## STATED EXERCISE
Please put each line of the entries below into a JSON list of strings, one string per line, and leave out any blank lines.

□ □ □ □ □

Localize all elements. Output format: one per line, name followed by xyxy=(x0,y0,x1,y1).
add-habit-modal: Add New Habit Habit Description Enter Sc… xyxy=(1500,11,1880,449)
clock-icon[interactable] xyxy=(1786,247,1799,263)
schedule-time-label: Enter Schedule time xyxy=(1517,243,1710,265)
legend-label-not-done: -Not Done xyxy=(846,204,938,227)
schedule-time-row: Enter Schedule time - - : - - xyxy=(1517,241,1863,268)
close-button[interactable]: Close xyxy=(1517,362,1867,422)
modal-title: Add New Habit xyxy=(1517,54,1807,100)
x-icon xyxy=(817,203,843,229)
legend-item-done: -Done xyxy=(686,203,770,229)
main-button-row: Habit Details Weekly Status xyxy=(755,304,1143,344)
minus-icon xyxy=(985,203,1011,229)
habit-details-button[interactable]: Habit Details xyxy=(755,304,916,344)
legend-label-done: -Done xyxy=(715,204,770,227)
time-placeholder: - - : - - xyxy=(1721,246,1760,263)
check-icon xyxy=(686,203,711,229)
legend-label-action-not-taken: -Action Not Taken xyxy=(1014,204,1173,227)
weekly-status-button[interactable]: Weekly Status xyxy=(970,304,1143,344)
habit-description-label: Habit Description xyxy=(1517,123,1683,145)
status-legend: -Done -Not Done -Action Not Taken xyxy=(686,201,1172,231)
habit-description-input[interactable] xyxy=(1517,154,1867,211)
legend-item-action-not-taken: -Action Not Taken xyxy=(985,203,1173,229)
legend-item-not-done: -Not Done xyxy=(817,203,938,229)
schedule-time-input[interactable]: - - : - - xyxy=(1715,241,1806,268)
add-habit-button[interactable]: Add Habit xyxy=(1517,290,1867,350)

□ □ □ □ □

## RESPONSE BELOW
[
  "Localize all elements. Output format: one per line, name followed by xyxy=(x0,y0,x1,y1).",
  "add-habit-modal: Add New Habit Habit Description Enter Sc… xyxy=(1500,11,1880,449)",
  "clock-icon[interactable] xyxy=(1786,247,1799,263)",
  "schedule-time-label: Enter Schedule time xyxy=(1517,243,1710,265)",
  "legend-label-not-done: -Not Done xyxy=(846,204,938,227)",
  "schedule-time-row: Enter Schedule time - - : - - xyxy=(1517,241,1863,268)",
  "close-button[interactable]: Close xyxy=(1517,362,1867,422)",
  "modal-title: Add New Habit xyxy=(1517,54,1807,100)",
  "x-icon xyxy=(817,203,843,229)",
  "legend-item-done: -Done xyxy=(686,203,770,229)",
  "main-button-row: Habit Details Weekly Status xyxy=(755,304,1143,344)",
  "minus-icon xyxy=(985,203,1011,229)",
  "habit-details-button[interactable]: Habit Details xyxy=(755,304,916,344)",
  "legend-label-done: -Done xyxy=(715,204,770,227)",
  "time-placeholder: - - : - - xyxy=(1721,246,1760,263)",
  "check-icon xyxy=(686,203,711,229)",
  "legend-label-action-not-taken: -Action Not Taken xyxy=(1014,204,1173,227)",
  "weekly-status-button[interactable]: Weekly Status xyxy=(970,304,1143,344)",
  "habit-description-label: Habit Description xyxy=(1517,123,1683,145)",
  "status-legend: -Done -Not Done -Action Not Taken xyxy=(686,201,1172,231)",
  "habit-description-input[interactable] xyxy=(1517,154,1867,211)",
  "legend-item-action-not-taken: -Action Not Taken xyxy=(985,203,1173,229)",
  "legend-item-not-done: -Not Done xyxy=(817,203,938,229)",
  "schedule-time-input[interactable]: - - : - - xyxy=(1715,241,1806,268)",
  "add-habit-button[interactable]: Add Habit xyxy=(1517,290,1867,350)"
]